▶ **The request**: From the entries below, gather every line containing the string "kuvailee".

** START Entries supplied **

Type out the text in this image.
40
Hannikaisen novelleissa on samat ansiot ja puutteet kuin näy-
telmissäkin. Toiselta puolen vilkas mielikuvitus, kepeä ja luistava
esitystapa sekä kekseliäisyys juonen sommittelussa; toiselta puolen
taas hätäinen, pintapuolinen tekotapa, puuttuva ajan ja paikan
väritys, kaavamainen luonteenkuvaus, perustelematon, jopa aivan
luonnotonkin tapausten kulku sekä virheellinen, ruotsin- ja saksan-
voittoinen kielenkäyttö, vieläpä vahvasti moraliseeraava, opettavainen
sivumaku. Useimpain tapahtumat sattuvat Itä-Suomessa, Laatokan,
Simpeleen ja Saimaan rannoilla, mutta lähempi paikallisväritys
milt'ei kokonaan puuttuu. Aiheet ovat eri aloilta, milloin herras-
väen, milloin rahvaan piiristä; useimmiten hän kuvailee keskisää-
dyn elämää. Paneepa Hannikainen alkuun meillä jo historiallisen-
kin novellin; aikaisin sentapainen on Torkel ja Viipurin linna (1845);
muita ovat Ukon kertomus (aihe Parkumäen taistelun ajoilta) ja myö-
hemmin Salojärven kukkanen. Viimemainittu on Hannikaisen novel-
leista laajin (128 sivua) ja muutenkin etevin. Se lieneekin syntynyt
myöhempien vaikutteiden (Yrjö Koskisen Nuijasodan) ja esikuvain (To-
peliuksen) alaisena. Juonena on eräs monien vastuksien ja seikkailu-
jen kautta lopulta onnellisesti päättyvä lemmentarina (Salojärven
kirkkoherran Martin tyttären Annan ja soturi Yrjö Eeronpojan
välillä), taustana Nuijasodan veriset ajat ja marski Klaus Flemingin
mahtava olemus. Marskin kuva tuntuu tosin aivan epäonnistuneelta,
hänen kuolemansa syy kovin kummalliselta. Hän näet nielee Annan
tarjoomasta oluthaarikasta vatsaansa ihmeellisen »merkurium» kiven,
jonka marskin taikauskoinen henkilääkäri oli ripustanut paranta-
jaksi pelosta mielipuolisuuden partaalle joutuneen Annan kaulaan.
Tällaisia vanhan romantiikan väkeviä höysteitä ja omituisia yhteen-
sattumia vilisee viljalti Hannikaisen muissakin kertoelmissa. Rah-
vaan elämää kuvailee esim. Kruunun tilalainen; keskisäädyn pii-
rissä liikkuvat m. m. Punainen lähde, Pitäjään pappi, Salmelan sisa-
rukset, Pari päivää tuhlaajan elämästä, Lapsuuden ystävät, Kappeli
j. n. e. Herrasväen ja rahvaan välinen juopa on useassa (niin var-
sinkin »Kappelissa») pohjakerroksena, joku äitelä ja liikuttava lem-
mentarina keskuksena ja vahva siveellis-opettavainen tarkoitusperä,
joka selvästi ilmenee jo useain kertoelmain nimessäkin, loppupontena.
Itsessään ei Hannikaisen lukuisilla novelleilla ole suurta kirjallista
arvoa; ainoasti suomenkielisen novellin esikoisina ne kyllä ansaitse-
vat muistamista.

** END Entries supplied **

▶ **Answer in full**:
väen, milloin rahvaan piiristä; useimmiten hän kuvailee keskisää-
vaan elämää kuvailee esim. Kruunun tilalainen; keskisäädyn pii-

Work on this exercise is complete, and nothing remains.